DATA FOR THIS EXERCISE:
——————————

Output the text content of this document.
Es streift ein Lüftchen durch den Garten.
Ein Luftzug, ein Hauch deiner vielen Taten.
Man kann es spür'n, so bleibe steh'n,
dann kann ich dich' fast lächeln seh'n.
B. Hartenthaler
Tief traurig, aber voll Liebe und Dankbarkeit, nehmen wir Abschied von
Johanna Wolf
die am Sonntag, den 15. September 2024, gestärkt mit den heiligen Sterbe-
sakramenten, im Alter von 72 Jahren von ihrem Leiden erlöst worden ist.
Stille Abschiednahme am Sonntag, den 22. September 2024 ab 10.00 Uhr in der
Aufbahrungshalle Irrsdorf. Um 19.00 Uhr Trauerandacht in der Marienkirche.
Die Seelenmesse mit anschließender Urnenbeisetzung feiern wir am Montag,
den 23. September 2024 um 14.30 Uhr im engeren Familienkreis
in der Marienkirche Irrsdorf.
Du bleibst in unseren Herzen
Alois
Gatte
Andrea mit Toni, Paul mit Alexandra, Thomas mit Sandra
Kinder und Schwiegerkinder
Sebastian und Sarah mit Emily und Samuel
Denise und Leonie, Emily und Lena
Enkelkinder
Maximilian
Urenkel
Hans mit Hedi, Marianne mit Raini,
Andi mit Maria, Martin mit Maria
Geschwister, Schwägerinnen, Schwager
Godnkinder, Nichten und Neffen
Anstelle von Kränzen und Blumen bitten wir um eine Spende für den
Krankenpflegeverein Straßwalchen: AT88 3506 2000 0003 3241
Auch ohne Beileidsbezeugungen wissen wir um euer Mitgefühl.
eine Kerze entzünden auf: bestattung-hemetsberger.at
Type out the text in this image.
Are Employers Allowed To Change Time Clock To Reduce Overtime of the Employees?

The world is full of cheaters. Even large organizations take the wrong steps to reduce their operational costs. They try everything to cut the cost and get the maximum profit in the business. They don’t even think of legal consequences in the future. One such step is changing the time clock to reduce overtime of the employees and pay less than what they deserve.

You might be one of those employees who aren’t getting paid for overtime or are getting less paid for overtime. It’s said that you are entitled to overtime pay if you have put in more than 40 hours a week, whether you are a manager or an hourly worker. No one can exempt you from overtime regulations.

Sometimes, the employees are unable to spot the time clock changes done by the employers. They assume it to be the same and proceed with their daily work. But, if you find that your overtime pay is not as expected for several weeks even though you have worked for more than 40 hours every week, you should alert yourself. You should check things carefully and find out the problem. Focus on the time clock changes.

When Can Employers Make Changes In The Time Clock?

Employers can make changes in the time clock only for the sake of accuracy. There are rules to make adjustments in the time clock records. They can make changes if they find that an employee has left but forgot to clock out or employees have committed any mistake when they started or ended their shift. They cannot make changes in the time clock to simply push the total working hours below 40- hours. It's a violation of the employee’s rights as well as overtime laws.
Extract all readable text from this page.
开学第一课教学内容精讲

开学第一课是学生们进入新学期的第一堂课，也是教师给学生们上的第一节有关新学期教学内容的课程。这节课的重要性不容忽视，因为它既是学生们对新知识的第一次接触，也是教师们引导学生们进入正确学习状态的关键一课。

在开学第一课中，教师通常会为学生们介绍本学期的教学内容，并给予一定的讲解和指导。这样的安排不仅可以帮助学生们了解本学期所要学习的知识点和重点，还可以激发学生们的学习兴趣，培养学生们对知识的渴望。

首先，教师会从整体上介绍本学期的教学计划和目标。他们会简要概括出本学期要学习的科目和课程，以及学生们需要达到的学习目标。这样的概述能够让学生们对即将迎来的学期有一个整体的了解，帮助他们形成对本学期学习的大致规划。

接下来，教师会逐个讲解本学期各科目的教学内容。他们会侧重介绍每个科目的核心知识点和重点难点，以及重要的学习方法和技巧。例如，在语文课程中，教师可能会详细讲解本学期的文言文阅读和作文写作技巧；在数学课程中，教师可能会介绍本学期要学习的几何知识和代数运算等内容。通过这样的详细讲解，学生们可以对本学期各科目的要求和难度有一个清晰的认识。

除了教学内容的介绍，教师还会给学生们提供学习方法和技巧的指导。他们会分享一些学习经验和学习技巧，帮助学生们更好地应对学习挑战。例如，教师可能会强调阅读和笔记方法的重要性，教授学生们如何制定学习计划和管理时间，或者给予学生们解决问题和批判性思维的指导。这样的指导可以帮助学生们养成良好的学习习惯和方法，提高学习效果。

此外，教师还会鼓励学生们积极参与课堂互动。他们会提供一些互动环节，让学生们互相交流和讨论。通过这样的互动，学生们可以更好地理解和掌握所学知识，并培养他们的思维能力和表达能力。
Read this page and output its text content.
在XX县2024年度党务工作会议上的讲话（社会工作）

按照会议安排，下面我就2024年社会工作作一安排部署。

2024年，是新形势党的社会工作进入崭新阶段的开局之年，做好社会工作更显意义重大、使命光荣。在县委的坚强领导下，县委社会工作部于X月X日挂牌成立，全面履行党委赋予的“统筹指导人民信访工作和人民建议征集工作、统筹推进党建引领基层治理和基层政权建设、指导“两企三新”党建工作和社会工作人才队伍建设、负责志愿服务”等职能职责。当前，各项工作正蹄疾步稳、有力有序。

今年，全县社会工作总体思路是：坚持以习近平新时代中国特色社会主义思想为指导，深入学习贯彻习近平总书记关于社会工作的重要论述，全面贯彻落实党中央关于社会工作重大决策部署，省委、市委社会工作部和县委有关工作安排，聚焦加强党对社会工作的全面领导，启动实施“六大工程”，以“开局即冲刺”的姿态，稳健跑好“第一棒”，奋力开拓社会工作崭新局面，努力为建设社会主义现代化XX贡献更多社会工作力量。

——————————

EXERCISE REQUIREMENTS: Locate the line that contains "Read this page and output its text content.", then please quote it and every line after it to the end of the entries above, exactly and with nothing else.

RIGHT ANSWER:
Read this page and output its text content.
在XX县2024年度党务工作会议上的讲话（社会工作）

按照会议安排，下面我就2024年社会工作作一安排部署。

2024年，是新形势党的社会工作进入崭新阶段的开局之年，做好社会工作更显意义重大、使命光荣。在县委的坚强领导下，县委社会工作部于X月X日挂牌成立，全面履行党委赋予的“统筹指导人民信访工作和人民建议征集工作、统筹推进党建引领基层治理和基层政权建设、指导“两企三新”党建工作和社会工作人才队伍建设、负责志愿服务”等职能职责。当前，各项工作正蹄疾步稳、有力有序。

今年，全县社会工作总体思路是：坚持以习近平新时代中国特色社会主义思想为指导，深入学习贯彻习近平总书记关于社会工作的重要论述，全面贯彻落实党中央关于社会工作重大决策部署，省委、市委社会工作部和县委有关工作安排，聚焦加强党对社会工作的全面领导，启动实施“六大工程”，以“开局即冲刺”的姿态，稳健跑好“第一棒”，奋力开拓社会工作崭新局面，努力为建设社会主义现代化XX贡献更多社会工作力量。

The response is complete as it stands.